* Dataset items
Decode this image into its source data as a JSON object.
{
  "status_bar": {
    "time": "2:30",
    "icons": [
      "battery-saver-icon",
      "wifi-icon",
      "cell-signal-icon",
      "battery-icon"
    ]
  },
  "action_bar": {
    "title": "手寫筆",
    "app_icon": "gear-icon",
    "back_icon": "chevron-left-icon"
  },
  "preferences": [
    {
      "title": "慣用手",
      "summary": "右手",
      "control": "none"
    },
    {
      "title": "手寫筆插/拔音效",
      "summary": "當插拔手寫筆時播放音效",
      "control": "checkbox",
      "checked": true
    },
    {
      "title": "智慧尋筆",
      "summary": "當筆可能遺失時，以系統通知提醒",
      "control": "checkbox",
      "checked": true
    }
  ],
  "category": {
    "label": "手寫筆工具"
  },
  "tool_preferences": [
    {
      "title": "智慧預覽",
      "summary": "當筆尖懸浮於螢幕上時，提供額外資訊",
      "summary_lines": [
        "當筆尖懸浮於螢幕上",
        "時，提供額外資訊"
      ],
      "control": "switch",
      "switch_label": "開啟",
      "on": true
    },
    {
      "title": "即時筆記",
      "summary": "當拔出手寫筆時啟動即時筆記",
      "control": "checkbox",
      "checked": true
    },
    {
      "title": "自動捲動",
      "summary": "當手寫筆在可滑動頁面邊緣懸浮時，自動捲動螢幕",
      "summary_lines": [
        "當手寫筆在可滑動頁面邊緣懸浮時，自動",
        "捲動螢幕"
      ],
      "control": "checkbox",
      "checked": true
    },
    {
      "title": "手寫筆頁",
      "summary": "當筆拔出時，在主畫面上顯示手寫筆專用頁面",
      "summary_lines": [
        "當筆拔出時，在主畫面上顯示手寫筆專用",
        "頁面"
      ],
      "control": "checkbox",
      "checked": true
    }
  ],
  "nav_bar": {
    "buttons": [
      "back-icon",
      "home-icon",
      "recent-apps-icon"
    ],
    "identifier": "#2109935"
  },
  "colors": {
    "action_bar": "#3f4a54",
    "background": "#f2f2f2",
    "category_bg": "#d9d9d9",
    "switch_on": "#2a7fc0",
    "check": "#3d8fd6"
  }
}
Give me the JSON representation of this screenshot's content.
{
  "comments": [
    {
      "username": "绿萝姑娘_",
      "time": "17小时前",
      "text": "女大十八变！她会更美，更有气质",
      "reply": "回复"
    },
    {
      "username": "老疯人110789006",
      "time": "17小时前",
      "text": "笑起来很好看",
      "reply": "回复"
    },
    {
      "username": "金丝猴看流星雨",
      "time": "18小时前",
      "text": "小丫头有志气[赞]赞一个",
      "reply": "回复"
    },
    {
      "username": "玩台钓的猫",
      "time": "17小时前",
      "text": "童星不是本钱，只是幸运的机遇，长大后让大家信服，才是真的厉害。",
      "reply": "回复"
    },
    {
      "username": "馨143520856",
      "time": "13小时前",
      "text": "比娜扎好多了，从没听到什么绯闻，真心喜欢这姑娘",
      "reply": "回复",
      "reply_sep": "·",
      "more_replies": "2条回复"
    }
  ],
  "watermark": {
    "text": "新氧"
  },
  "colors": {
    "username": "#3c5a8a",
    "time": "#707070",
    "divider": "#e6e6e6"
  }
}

* TASK DETAILS
Write the data from above out again, exactly.

* FULL ANSWER
Decode this image into its source data as a JSON object.
{
  "status_bar": {
    "time": "2:30",
    "icons": [
      "battery-saver-icon",
      "wifi-icon",
      "cell-signal-icon",
      "battery-icon"
    ]
  },
  "action_bar": {
    "title": "手寫筆",
    "app_icon": "gear-icon",
    "back_icon": "chevron-left-icon"
  },
  "preferences": [
    {
      "title": "慣用手",
      "summary": "右手",
      "control": "none"
    },
    {
      "title": "手寫筆插/拔音效",
      "summary": "當插拔手寫筆時播放音效",
      "control": "checkbox",
      "checked": true
    },
    {
      "title": "智慧尋筆",
      "summary": "當筆可能遺失時，以系統通知提醒",
      "control": "checkbox",
      "checked": true
    }
  ],
  "category": {
    "label": "手寫筆工具"
  },
  "tool_preferences": [
    {
      "title": "智慧預覽",
      "summary": "當筆尖懸浮於螢幕上時，提供額外資訊",
      "summary_lines": [
        "當筆尖懸浮於螢幕上",
        "時，提供額外資訊"
      ],
      "control": "switch",
      "switch_label": "開啟",
      "on": true
    },
    {
      "title": "即時筆記",
      "summary": "當拔出手寫筆時啟動即時筆記",
      "control": "checkbox",
      "checked": true
    },
    {
      "title": "自動捲動",
      "summary": "當手寫筆在可滑動頁面邊緣懸浮時，自動捲動螢幕",
      "summary_lines": [
        "當手寫筆在可滑動頁面邊緣懸浮時，自動",
        "捲動螢幕"
      ],
      "control": "checkbox",
      "checked": true
    },
    {
      "title": "手寫筆頁",
      "summary": "當筆拔出時，在主畫面上顯示手寫筆專用頁面",
      "summary_lines": [
        "當筆拔出時，在主畫面上顯示手寫筆專用",
        "頁面"
      ],
      "control": "checkbox",
      "checked": true
    }
  ],
  "nav_bar": {
    "buttons": [
      "back-icon",
      "home-icon",
      "recent-apps-icon"
    ],
    "identifier": "#2109935"
  },
  "colors": {
    "action_bar": "#3f4a54",
    "background": "#f2f2f2",
    "category_bg": "#d9d9d9",
    "switch_on": "#2a7fc0",
    "check": "#3d8fd6"
  }
}
Give me the JSON representation of this screenshot's content.
{
  "comments": [
    {
      "username": "绿萝姑娘_",
      "time": "17小时前",
      "text": "女大十八变！她会更美，更有气质",
      "reply": "回复"
    },
    {
      "username": "老疯人110789006",
      "time": "17小时前",
      "text": "笑起来很好看",
      "reply": "回复"
    },
    {
      "username": "金丝猴看流星雨",
      "time": "18小时前",
      "text": "小丫头有志气[赞]赞一个",
      "reply": "回复"
    },
    {
      "username": "玩台钓的猫",
      "time": "17小时前",
      "text": "童星不是本钱，只是幸运的机遇，长大后让大家信服，才是真的厉害。",
      "reply": "回复"
    },
    {
      "username": "馨143520856",
      "time": "13小时前",
      "text": "比娜扎好多了，从没听到什么绯闻，真心喜欢这姑娘",
      "reply": "回复",
      "reply_sep": "·",
      "more_replies": "2条回复"
    }
  ],
  "watermark": {
    "text": "新氧"
  },
  "colors": {
    "username": "#3c5a8a",
    "time": "#707070",
    "divider": "#e6e6e6"
  }
}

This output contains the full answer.